--- START OF TEXT SEGMENT ---

Sächsisches Landesgymnasium Sankt Afra zu Meißen
- Motto: Sapere Aude
- Established: 1543; 482 years ago 2001 (modern)
- Rector: Stefan Weih
- Administrative staff: 65 (Current state: 09/10)
- Students: 284 (Current state: 09/10)
- Location: Meissen, Germany
- Website: http://www.sankt-afra.de

= Sächsisches Landesgymnasium Sankt Afra zu Meißen =

Boarding school in Meissen, Saxony

Sächsisches Landesgymnasium Sankt Afra zu Meißen is a boarding school for highly gifted students in the German city of Meissen, Saxony. Founded in 1543 as Fürstliche Landesschule and re-established in 2001, the stated aim of the school is to promote the intellectual and social development of highly gifted students. The costs for attending the school comply with the maxim of social balance; the boarding and schooling fees are considerably low in contrast to similar institutions. It is the first publicly funded school for highly gifted students in Germany and is a role model for similar schools.

--- END OF TEXT SEGMENT ---
--- START OF DATA ---

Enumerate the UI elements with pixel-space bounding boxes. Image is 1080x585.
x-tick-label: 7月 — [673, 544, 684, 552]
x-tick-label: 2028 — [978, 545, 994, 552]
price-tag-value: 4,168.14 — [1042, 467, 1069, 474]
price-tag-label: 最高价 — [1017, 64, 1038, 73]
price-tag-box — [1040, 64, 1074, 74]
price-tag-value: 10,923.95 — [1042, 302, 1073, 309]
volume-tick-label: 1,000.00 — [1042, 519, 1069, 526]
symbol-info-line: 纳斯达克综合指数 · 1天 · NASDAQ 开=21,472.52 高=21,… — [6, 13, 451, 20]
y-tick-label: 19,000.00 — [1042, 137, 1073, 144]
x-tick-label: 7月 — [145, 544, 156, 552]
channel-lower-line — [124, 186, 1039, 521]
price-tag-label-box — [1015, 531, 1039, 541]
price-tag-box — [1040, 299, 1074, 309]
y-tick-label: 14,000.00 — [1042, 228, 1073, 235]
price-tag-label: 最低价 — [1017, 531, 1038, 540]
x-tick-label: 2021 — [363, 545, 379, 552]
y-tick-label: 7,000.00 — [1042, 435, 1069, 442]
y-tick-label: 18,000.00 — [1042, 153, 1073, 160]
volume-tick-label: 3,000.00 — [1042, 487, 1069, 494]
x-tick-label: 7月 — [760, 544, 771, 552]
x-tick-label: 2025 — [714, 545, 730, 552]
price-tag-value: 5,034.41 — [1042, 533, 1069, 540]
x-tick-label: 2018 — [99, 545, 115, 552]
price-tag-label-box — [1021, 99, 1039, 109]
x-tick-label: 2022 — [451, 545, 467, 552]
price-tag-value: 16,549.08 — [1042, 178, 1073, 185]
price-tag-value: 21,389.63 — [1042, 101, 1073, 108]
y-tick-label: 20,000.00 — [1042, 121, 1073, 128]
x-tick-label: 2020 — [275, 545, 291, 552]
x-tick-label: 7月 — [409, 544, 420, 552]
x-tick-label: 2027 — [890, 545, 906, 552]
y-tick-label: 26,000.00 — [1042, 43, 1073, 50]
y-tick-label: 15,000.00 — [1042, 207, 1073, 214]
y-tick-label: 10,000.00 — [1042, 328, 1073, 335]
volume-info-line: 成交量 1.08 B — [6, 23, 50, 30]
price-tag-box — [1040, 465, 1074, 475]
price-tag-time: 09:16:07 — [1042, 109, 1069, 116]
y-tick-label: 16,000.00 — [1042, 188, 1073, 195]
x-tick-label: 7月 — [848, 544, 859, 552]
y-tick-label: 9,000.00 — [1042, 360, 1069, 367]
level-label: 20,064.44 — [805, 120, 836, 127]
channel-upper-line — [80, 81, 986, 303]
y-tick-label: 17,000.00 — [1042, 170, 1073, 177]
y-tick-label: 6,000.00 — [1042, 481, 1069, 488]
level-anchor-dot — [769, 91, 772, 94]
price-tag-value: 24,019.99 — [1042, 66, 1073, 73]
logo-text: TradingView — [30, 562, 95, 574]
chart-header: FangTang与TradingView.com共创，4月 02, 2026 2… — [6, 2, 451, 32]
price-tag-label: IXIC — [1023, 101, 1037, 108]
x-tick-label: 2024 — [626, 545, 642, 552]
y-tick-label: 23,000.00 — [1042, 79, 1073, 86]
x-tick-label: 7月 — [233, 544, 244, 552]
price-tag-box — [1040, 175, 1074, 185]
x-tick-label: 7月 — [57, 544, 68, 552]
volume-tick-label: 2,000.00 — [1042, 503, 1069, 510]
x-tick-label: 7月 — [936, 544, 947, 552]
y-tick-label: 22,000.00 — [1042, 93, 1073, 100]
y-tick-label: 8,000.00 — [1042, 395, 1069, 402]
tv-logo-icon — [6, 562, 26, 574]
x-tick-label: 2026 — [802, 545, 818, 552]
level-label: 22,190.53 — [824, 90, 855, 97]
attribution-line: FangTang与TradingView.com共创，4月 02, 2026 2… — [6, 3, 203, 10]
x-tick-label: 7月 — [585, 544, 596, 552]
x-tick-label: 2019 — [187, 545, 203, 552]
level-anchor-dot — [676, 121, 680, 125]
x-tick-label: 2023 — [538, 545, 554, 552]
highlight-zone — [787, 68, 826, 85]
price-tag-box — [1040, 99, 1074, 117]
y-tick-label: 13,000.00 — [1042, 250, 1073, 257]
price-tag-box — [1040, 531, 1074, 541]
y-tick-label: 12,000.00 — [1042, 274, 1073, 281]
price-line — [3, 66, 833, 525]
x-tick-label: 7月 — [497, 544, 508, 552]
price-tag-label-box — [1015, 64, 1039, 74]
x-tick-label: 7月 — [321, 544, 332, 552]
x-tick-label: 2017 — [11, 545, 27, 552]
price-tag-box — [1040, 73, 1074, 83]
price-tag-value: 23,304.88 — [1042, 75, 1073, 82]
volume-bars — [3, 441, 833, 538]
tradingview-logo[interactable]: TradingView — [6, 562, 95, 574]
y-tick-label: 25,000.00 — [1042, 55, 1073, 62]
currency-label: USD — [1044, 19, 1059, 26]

--- END OF DATA ---

EXERCISE REQUIREMENTS
1 – From the Sankt Afra school profile, quote the passage beginning at the words "- Students: 284" and ending after the words "for similar schools.".
2 – Name every field label in the info box at the top of the Sankt Afra school profile.
3 – Proceed with the Sankt Afra school profile from its final sentence.

EXPECTED ANSWERS
1 –
- Students: 284 (Current state: 09/10)
- Location: Meissen, Germany
- Website: http://www.sankt-afra.de

= Sächsisches Landesgymnasium Sankt Afra zu Meißen =

Boarding school in Meissen, Saxony

Sächsisches Landesgymnasium Sankt Afra zu Meißen is a boarding school for highly gifted students in the German city of Meissen, Saxony. Founded in 1543 as Fürstliche Landesschule and re-established in 2001, the stated aim of the school is to promote the intellectual and social development of highly gifted students. The costs for attending the school comply with the maxim of social balance; the boarding and schooling fees are considerably low in contrast to similar institutions. It is the first publicly funded school for highly gifted students in Germany and is a role model for similar schools.

2 – Motto, Established, Rector, Administrative staff, Students, Location, Website

3 –
The school has no official English name. Its German name translates to "Saxon State Gymnasium Saint Afra in Meissen", and is derived from the former Augustinian monastery of the Canons Regular that had been built around the local Saint Afra church.

==Notable students and professors ==

=== Students ===
- Petrus Albinus
- Karl Salomo Zachariae von Lingenthal
- Christian Fürchtegott Gellert
- Gottlieb Wilhelm Rabener
- Gotthold Ephraim Lessing
- Samuel Hahnemann
- Friedrich Naumann
- Ernst Schnabel
- Wilhelm Knabe
- Silvana Konermann
- John Windrich

=== Professors ===
- Georg Fabricius - Rector (1546-1571)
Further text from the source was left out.